## WHAT TO WORK ON
Isolate every line in the data with the string "RSR个股" and copy it.

(Collected data entries)
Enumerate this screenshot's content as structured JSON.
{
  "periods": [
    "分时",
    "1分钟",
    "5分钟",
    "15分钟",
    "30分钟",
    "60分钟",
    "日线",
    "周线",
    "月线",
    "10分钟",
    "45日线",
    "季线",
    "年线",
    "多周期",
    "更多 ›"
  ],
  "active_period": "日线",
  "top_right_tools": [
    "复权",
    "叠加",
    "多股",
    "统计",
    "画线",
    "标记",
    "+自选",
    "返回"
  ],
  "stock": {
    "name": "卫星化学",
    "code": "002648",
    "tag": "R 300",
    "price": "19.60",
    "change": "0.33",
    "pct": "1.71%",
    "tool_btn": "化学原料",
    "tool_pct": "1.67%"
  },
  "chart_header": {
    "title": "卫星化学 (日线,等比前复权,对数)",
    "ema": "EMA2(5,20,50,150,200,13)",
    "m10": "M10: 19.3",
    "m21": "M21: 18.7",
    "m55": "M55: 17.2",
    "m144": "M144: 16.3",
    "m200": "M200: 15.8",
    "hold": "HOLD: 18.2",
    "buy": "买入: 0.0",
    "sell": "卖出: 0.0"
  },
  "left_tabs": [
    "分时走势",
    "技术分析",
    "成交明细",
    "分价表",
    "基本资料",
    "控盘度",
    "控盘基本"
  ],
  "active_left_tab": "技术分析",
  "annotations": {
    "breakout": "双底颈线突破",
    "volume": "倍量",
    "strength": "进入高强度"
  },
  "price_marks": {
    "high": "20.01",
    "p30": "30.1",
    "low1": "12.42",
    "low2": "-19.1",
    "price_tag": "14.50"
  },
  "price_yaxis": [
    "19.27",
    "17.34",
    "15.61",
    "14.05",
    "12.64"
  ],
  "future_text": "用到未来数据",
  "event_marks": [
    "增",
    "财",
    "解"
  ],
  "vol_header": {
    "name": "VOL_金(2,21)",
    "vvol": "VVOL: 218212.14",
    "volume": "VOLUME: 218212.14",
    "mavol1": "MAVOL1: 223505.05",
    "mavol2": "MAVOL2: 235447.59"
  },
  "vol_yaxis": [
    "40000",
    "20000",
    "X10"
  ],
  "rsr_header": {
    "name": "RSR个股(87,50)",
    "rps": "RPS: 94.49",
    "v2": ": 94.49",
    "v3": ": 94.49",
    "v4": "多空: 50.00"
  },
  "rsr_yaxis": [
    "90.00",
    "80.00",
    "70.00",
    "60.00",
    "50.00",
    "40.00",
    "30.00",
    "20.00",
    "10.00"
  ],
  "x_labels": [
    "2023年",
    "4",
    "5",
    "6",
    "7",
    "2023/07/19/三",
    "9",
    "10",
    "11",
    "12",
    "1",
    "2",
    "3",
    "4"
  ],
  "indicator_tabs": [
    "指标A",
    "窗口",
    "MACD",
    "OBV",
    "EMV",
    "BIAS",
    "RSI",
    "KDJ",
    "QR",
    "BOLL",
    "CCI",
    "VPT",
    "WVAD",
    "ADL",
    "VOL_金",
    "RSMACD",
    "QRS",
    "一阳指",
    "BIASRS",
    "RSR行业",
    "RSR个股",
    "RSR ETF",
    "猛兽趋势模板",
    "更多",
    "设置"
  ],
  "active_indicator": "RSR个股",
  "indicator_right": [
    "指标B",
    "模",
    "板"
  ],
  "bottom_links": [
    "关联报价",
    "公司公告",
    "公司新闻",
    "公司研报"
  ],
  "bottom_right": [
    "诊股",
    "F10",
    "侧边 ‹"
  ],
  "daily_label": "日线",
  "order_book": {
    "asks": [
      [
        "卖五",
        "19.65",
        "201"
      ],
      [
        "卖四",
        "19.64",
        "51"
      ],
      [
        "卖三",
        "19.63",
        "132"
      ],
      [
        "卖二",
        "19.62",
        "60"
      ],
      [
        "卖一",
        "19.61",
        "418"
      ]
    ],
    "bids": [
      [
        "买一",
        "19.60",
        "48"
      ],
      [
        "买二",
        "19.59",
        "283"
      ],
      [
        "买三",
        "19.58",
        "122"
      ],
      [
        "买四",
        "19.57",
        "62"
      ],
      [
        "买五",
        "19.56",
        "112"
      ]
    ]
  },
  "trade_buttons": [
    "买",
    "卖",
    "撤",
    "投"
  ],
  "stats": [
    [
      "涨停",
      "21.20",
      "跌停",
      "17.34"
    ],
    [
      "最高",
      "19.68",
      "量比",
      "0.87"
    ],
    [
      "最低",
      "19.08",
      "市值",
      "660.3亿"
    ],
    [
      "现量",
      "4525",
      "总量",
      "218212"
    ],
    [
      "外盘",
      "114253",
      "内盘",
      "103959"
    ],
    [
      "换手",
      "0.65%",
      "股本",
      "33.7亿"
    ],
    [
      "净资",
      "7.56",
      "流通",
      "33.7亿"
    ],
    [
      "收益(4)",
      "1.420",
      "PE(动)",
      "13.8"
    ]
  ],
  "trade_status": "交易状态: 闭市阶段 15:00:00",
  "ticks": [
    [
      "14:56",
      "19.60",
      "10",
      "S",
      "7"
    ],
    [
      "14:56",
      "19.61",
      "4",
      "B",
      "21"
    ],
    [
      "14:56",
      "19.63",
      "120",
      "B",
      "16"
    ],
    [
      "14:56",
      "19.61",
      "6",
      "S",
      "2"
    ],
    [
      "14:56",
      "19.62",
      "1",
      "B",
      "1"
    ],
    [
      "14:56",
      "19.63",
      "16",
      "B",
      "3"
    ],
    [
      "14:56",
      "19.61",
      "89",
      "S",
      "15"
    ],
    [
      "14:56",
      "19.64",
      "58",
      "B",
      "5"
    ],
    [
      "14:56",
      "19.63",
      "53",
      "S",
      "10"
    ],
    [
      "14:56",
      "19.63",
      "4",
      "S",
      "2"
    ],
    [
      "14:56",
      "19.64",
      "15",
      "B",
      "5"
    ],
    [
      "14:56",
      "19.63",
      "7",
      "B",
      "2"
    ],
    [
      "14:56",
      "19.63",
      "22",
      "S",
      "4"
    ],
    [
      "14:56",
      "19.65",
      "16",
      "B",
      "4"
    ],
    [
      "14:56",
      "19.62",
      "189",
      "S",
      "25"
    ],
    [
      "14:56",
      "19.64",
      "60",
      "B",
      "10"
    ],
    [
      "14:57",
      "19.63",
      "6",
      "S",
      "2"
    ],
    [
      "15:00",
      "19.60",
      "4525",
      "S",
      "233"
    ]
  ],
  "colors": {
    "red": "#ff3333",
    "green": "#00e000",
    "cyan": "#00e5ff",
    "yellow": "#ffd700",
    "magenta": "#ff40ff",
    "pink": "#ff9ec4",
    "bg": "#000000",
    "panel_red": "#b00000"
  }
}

---

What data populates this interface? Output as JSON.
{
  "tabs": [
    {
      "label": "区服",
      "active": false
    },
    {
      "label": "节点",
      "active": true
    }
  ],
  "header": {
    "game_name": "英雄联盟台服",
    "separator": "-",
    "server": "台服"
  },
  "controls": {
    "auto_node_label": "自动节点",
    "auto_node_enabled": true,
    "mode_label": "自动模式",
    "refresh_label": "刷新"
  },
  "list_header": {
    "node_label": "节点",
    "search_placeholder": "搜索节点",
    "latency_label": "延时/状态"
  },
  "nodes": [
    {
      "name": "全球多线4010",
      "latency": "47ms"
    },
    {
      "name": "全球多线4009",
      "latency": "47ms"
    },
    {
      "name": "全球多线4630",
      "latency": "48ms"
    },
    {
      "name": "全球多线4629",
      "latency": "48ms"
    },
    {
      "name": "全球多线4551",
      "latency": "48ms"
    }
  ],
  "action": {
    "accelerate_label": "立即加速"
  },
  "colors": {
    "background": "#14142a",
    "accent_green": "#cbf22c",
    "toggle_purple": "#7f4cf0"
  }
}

## SOLUTION FOR THIS TASK
    "name": "RSR个股(87,50)",
    "RSR个股",
  "active_indicator": "RSR个股",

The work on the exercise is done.